- **Exercise details**
Write the data below out exactly as it stands. Do not include the pictures.
::::::::
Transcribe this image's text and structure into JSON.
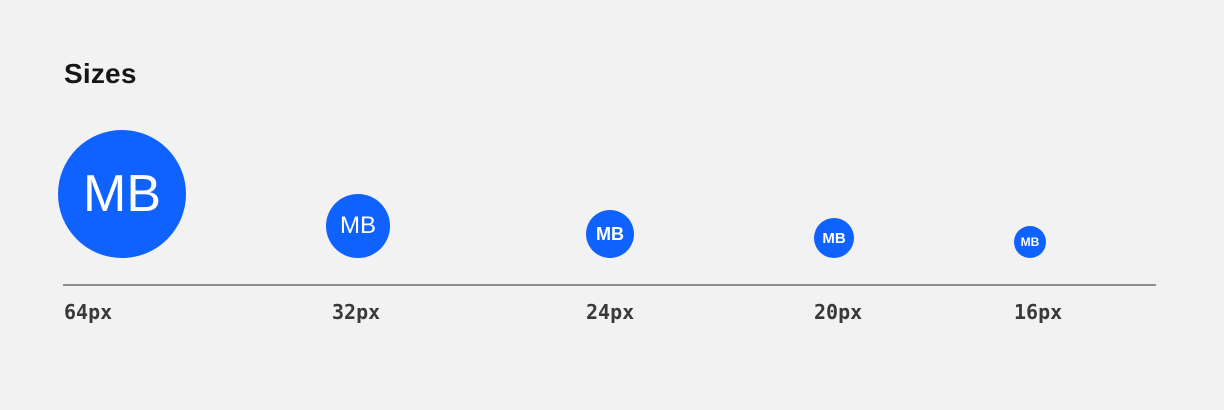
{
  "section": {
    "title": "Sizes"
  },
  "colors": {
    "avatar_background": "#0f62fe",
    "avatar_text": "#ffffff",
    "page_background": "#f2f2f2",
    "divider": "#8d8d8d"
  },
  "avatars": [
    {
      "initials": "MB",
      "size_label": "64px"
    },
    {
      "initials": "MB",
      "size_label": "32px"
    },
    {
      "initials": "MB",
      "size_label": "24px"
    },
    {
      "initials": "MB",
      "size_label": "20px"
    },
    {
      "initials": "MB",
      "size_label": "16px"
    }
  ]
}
::::::::
- **Complete output**
Transcribe this image's text and structure into JSON.
{
  "section": {
    "title": "Sizes"
  },
  "colors": {
    "avatar_background": "#0f62fe",
    "avatar_text": "#ffffff",
    "page_background": "#f2f2f2",
    "divider": "#8d8d8d"
  },
  "avatars": [
    {
      "initials": "MB",
      "size_label": "64px"
    },
    {
      "initials": "MB",
      "size_label": "32px"
    },
    {
      "initials": "MB",
      "size_label": "24px"
    },
    {
      "initials": "MB",
      "size_label": "20px"
    },
    {
      "initials": "MB",
      "size_label": "16px"
    }
  ]
}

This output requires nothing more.